▶ **REQUIREMENTS**:
Scan the records below for the word "specific" and give only the number of lines that hold it.

▶ **RECORDS FOR THIS EXERCISE**:
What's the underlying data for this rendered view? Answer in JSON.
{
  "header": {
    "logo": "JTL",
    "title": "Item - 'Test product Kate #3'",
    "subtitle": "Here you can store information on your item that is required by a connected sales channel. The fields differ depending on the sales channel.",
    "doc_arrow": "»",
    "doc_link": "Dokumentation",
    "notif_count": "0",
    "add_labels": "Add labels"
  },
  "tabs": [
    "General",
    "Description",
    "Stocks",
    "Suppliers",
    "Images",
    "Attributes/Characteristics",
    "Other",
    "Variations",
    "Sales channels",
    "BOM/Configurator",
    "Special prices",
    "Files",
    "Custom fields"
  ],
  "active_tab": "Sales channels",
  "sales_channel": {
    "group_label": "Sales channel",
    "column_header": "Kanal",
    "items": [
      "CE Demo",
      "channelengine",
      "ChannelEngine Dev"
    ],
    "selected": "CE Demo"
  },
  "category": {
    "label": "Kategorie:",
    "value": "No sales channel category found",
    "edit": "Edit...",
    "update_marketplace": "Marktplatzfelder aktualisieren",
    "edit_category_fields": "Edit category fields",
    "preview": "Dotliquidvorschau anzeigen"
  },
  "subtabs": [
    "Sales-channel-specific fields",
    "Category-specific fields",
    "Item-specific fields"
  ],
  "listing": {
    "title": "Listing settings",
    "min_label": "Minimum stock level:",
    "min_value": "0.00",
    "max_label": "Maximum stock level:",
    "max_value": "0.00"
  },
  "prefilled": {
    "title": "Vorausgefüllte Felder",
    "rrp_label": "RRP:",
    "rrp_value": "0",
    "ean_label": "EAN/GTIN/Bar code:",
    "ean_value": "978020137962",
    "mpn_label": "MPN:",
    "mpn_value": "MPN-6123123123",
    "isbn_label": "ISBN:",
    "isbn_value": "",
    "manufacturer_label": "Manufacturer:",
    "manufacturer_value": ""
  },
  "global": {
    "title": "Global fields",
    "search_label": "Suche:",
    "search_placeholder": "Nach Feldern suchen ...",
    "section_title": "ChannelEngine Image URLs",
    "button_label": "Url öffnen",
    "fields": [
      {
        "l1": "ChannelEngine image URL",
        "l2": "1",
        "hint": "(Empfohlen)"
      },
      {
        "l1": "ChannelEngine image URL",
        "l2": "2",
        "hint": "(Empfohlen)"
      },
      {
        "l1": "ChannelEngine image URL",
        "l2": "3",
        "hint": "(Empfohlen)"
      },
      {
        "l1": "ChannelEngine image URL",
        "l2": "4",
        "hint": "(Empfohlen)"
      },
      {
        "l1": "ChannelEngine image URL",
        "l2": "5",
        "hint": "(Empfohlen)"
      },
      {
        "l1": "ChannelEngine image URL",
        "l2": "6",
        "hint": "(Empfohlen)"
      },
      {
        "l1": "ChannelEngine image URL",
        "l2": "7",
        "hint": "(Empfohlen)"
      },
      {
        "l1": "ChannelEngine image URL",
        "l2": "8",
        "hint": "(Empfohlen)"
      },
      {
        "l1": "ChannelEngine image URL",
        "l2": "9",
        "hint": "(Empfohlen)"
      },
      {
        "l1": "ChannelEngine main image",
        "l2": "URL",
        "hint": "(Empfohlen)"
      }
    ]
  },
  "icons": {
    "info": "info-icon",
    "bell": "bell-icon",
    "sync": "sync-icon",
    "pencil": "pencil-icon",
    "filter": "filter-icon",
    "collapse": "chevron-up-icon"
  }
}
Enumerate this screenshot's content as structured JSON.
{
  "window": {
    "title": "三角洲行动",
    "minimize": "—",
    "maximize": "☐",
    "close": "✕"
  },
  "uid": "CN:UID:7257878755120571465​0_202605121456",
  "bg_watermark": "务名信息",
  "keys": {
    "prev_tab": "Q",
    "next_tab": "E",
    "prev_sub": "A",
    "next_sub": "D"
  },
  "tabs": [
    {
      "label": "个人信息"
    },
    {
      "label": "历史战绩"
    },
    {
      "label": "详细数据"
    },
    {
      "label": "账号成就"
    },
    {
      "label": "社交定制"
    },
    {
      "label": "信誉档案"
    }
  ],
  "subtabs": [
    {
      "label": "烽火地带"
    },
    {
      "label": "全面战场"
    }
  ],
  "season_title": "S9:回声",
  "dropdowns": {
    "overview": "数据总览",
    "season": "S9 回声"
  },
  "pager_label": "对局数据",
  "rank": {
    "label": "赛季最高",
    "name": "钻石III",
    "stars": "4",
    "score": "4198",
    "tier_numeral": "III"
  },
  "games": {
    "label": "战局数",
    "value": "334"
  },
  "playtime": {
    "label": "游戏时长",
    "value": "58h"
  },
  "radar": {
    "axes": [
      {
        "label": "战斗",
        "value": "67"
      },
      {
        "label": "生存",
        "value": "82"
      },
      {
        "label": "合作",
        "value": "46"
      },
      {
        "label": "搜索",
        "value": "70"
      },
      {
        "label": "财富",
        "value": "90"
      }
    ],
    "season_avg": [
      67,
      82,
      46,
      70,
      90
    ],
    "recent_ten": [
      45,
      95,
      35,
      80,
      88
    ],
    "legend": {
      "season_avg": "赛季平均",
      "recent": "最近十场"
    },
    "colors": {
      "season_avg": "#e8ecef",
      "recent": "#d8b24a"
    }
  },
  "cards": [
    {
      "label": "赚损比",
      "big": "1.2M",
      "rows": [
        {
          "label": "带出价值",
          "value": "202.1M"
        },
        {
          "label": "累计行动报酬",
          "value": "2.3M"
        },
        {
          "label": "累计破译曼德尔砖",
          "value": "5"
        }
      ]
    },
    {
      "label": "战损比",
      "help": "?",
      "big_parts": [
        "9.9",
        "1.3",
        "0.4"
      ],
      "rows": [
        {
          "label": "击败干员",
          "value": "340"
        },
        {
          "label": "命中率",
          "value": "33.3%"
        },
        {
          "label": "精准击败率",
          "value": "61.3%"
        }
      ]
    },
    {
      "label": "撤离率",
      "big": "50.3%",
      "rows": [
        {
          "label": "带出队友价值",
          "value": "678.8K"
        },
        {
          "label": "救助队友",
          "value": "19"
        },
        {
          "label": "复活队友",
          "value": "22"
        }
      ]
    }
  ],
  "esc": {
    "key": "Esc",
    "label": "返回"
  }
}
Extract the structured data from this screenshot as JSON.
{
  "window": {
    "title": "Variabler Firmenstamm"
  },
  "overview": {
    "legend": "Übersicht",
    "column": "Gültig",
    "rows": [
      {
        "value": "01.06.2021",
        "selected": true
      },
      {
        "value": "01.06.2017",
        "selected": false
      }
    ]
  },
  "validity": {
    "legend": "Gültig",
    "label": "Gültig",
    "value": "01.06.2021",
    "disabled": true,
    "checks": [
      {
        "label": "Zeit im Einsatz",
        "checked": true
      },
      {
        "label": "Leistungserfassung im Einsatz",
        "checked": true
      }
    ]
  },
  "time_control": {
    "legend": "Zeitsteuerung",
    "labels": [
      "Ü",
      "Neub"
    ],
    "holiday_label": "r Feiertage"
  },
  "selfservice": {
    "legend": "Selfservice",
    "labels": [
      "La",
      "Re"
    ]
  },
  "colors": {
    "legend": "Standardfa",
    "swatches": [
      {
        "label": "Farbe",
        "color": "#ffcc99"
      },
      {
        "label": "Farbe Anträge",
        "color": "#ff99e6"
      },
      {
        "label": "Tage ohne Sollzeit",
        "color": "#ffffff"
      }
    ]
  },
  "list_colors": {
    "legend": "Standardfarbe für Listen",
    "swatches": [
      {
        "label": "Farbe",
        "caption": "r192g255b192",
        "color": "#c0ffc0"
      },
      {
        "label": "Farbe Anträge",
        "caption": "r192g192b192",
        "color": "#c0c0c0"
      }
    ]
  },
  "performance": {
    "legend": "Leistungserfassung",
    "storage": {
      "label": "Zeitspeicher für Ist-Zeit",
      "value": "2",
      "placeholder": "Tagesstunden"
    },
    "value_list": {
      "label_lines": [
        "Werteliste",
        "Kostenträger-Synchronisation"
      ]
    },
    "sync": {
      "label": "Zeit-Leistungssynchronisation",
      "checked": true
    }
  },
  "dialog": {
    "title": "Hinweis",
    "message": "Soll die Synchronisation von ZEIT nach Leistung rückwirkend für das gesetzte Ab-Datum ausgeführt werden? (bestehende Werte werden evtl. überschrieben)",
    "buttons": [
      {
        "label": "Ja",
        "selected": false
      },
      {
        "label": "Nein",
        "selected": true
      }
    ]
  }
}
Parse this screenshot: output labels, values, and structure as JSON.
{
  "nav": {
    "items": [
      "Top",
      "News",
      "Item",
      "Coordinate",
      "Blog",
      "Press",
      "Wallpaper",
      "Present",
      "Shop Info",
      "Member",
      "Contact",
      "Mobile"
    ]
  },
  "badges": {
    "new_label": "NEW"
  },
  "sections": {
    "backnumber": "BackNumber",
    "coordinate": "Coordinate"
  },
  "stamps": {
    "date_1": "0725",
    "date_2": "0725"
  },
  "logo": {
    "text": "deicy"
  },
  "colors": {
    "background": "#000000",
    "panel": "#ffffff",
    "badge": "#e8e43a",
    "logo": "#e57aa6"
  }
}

▶ **RIGHT ANSWER**:
3